BEGIN DATASET EXTRACT

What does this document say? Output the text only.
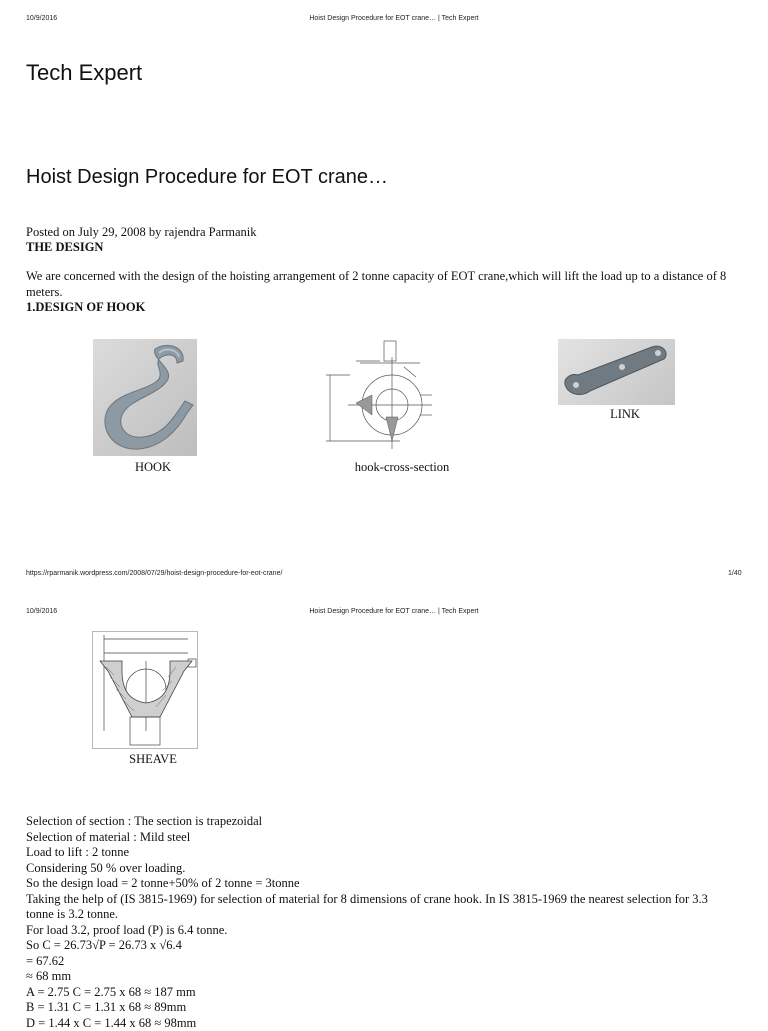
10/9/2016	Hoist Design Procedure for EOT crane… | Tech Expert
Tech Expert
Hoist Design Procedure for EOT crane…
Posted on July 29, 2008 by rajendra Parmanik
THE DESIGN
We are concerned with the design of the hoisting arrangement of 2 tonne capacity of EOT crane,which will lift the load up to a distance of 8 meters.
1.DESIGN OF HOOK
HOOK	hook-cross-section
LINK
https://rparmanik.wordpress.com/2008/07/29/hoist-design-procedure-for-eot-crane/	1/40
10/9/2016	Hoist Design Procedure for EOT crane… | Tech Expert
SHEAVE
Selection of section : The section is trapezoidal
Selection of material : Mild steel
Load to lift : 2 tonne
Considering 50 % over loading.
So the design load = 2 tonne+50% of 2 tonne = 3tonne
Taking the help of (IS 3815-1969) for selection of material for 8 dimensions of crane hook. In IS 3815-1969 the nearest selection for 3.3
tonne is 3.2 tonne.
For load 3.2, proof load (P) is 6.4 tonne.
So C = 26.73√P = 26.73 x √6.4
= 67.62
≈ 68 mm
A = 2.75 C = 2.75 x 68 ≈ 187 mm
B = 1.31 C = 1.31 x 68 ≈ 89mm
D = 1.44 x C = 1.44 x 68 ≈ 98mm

END DATASET EXTRACT
BEGIN DATASET EXTRACT

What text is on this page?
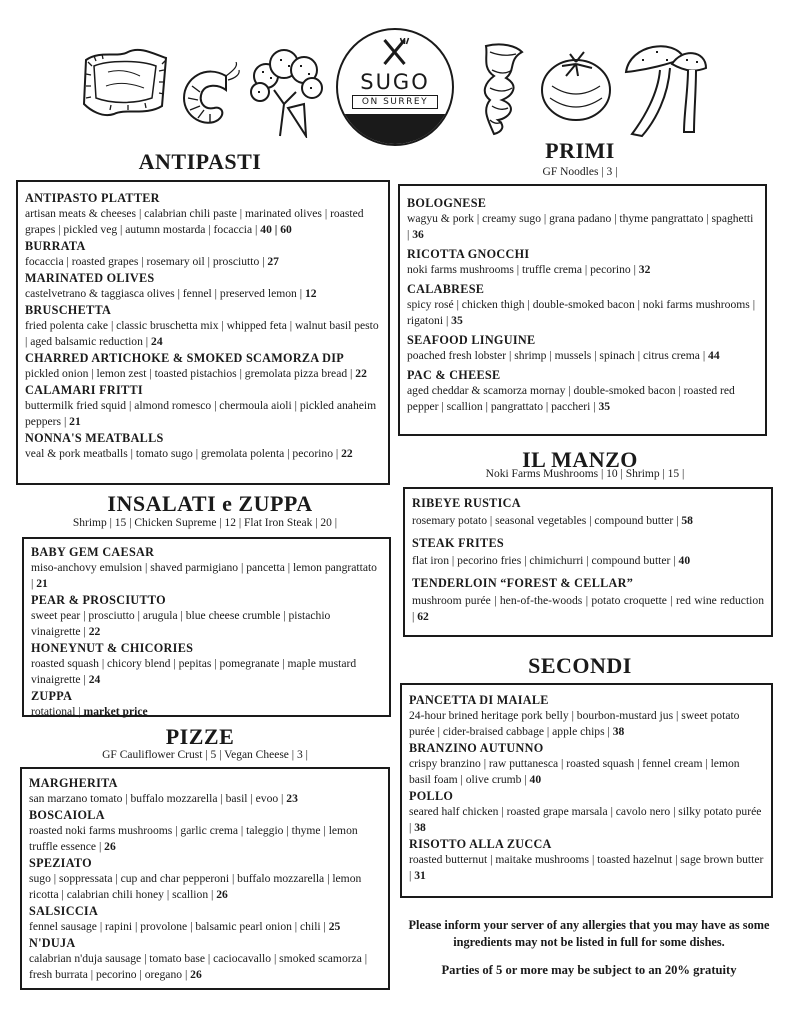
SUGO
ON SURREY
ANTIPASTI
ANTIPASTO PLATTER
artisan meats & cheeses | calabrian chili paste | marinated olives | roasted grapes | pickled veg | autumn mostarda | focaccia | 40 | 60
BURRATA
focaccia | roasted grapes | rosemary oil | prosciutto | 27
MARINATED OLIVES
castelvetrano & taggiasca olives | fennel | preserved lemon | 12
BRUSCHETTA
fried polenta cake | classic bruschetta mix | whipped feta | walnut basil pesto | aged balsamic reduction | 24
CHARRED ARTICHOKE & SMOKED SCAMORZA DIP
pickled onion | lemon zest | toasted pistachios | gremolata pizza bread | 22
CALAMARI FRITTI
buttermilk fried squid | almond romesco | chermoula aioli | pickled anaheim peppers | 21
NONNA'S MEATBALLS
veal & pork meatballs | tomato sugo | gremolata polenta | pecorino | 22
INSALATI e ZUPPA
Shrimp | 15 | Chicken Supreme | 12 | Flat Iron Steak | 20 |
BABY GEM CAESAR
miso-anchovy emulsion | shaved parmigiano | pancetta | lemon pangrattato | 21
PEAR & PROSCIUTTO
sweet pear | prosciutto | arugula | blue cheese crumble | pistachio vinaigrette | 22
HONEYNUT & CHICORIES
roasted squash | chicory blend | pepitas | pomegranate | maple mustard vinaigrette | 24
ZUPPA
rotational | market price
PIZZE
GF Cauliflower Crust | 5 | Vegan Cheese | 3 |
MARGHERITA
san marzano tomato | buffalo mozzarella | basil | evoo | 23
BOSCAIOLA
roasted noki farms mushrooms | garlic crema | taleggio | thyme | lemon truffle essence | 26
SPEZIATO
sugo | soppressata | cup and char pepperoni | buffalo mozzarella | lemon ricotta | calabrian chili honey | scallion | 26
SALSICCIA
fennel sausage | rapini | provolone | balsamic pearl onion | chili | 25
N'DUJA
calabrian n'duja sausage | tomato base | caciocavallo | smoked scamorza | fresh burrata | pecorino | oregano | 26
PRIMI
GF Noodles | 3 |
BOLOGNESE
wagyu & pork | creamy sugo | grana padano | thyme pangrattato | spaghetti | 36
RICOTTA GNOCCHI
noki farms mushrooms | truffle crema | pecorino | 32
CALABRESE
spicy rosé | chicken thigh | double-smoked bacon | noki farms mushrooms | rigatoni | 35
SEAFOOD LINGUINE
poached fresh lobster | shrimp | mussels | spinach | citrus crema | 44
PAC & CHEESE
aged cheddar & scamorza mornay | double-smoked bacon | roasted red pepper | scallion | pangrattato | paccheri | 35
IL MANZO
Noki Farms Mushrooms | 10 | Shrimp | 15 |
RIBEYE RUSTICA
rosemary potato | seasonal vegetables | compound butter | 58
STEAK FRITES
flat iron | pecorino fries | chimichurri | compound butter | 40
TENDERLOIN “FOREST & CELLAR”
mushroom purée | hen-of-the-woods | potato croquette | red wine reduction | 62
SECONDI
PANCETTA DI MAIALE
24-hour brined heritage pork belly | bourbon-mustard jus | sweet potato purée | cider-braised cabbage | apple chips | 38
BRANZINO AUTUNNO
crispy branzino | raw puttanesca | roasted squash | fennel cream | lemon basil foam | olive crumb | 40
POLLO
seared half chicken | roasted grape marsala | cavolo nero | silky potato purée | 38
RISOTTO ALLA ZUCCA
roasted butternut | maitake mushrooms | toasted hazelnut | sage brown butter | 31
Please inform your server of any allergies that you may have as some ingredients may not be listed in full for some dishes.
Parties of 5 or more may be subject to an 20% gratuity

END DATASET EXTRACT
BEGIN DATASET EXTRACT

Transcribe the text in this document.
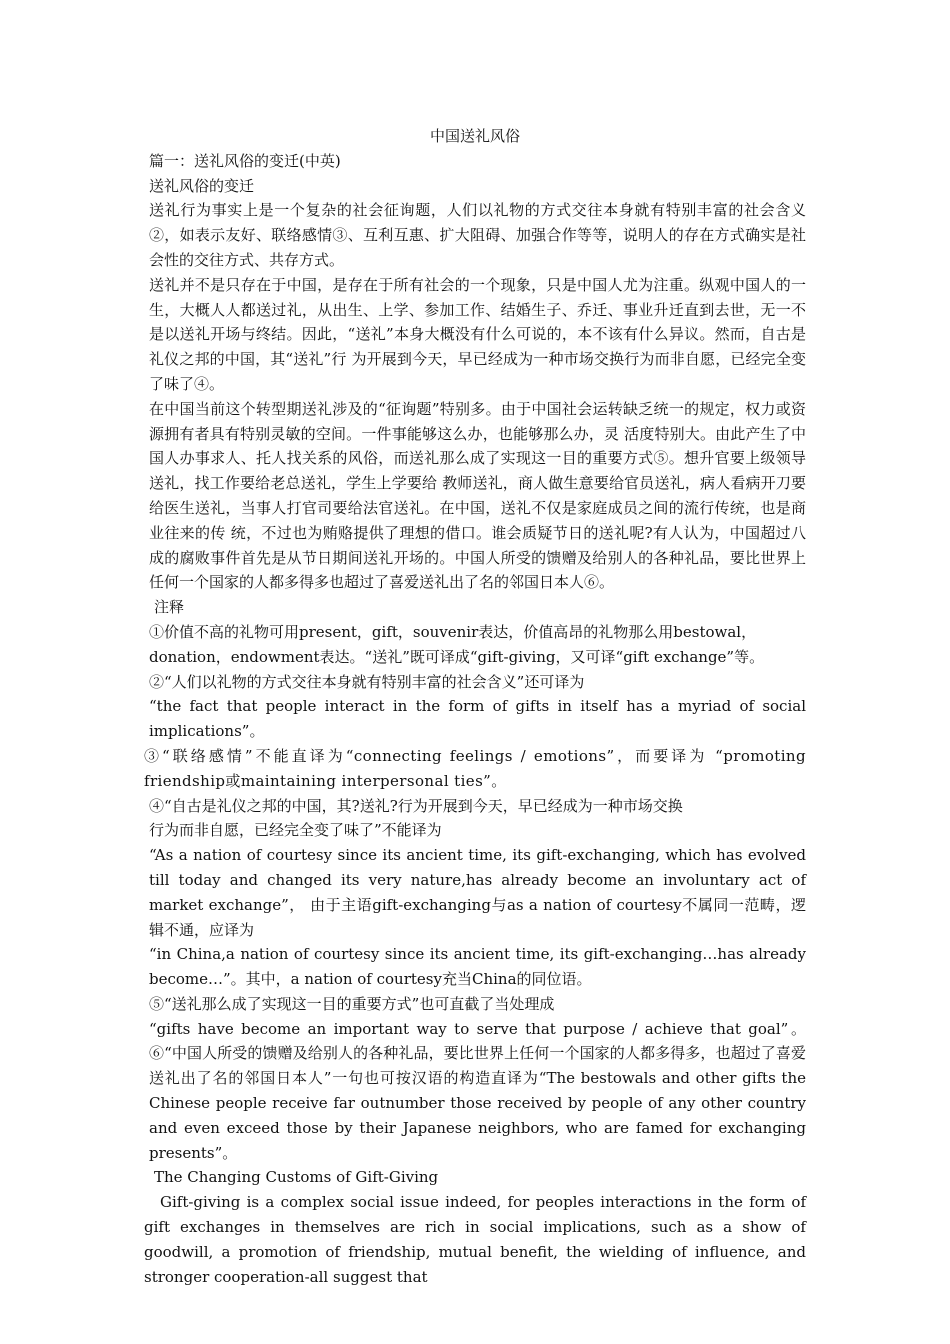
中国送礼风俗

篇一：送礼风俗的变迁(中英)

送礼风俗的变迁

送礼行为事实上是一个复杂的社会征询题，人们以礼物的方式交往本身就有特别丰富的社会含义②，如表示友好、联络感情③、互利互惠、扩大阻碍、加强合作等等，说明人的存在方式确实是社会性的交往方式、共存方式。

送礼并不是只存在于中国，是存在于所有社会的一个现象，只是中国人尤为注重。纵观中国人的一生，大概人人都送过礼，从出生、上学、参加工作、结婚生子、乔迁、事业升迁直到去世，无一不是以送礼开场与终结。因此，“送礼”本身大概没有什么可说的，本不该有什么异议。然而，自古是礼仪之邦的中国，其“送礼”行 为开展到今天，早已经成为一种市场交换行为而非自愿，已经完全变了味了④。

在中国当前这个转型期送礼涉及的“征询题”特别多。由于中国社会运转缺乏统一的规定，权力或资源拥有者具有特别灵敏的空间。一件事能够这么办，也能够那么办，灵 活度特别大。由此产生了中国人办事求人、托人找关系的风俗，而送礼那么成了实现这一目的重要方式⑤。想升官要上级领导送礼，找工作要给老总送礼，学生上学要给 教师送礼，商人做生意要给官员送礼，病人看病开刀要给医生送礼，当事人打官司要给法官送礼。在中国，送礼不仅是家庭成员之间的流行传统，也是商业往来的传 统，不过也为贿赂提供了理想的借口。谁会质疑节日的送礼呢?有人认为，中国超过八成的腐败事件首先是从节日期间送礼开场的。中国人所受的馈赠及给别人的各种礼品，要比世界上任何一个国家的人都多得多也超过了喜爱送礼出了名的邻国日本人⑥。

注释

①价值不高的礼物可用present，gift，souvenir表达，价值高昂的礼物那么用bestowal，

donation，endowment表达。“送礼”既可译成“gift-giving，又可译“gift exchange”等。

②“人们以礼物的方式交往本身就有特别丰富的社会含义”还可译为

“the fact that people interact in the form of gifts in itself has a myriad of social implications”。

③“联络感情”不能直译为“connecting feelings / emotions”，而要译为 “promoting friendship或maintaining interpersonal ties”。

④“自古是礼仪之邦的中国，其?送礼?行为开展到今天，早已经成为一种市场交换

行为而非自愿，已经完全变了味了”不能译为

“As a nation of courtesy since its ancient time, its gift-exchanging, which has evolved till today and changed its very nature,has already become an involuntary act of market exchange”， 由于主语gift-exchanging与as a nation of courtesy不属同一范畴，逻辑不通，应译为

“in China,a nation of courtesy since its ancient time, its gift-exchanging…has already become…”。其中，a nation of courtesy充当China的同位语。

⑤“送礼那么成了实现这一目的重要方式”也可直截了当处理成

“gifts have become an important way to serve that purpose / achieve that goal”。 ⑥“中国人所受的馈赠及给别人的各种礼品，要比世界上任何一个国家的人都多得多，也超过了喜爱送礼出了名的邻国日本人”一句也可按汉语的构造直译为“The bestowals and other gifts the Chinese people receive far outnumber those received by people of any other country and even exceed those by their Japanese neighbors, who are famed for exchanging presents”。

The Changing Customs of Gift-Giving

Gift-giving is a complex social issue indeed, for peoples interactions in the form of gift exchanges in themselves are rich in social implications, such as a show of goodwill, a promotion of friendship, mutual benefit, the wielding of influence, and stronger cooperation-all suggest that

END DATASET EXTRACT

GIVEN TASK: Provide the number of lines in the data above that contain the string "lift", and nothing else.

FINISHED ANSWER: 2